Pick out every line in the items below that contains the string "tick".

┌──

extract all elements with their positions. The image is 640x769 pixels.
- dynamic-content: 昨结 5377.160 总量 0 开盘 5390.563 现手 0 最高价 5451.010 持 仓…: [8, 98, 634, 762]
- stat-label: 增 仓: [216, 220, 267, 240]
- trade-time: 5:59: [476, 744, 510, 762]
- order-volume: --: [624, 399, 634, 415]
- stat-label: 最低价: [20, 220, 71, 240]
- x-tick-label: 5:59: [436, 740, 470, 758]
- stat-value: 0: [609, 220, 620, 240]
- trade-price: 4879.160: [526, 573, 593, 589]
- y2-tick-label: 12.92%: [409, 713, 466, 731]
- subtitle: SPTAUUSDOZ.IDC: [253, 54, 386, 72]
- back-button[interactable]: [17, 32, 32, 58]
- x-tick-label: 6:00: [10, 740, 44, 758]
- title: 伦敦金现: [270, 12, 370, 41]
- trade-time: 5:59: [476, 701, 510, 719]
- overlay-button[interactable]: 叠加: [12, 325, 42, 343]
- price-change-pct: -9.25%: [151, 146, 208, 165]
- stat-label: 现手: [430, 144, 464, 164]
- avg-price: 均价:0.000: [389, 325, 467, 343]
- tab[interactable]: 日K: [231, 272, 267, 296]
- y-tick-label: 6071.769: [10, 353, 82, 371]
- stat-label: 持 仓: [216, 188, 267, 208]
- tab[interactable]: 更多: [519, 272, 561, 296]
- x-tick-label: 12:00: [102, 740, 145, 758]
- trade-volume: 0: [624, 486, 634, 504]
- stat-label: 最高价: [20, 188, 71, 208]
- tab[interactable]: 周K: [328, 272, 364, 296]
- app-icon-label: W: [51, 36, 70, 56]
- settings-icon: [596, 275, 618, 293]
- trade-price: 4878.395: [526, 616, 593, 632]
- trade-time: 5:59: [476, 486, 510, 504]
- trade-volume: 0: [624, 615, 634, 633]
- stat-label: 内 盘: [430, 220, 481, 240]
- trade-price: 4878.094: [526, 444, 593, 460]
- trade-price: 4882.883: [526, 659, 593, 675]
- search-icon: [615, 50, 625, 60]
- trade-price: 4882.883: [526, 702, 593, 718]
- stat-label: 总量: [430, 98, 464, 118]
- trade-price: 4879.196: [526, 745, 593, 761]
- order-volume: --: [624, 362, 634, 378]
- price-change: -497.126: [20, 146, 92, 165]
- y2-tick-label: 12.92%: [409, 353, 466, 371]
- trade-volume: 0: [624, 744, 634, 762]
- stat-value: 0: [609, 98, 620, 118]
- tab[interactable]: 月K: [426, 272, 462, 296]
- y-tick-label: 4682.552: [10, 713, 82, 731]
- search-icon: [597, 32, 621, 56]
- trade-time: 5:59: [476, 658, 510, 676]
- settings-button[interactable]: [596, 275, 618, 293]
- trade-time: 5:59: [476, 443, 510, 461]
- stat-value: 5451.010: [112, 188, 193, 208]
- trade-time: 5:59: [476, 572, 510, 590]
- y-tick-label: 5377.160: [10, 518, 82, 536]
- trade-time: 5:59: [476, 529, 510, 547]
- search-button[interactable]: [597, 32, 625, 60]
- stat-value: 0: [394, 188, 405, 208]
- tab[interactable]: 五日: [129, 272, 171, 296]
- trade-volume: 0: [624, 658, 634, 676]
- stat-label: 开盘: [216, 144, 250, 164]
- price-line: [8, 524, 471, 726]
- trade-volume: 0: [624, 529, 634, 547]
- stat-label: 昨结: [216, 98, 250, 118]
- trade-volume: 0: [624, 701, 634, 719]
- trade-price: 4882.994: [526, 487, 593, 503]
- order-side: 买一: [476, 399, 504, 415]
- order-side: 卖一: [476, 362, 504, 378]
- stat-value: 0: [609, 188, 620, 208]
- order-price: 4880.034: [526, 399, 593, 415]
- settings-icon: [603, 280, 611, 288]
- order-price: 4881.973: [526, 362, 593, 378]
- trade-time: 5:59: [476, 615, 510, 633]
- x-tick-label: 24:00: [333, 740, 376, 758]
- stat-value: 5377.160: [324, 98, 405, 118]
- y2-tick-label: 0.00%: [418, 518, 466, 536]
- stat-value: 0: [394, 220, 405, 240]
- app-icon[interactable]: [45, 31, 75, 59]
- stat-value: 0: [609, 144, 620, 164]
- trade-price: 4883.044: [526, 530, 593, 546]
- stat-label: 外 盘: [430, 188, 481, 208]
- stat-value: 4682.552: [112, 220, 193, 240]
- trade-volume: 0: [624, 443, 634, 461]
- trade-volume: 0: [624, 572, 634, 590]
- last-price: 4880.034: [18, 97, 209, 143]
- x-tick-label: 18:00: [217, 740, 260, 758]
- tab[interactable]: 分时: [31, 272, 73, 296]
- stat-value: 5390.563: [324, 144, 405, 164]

└──

REPLY TO THE TASK:
- x-tick-label: 5:59: [436, 740, 470, 758]
- y2-tick-label: 12.92%: [409, 713, 466, 731]
- x-tick-label: 6:00: [10, 740, 44, 758]
- y-tick-label: 6071.769: [10, 353, 82, 371]
- x-tick-label: 12:00: [102, 740, 145, 758]
- y2-tick-label: 12.92%: [409, 353, 466, 371]
- y-tick-label: 4682.552: [10, 713, 82, 731]
- y-tick-label: 5377.160: [10, 518, 82, 536]
- x-tick-label: 24:00: [333, 740, 376, 758]
- y2-tick-label: 0.00%: [418, 518, 466, 536]
- x-tick-label: 18:00: [217, 740, 260, 758]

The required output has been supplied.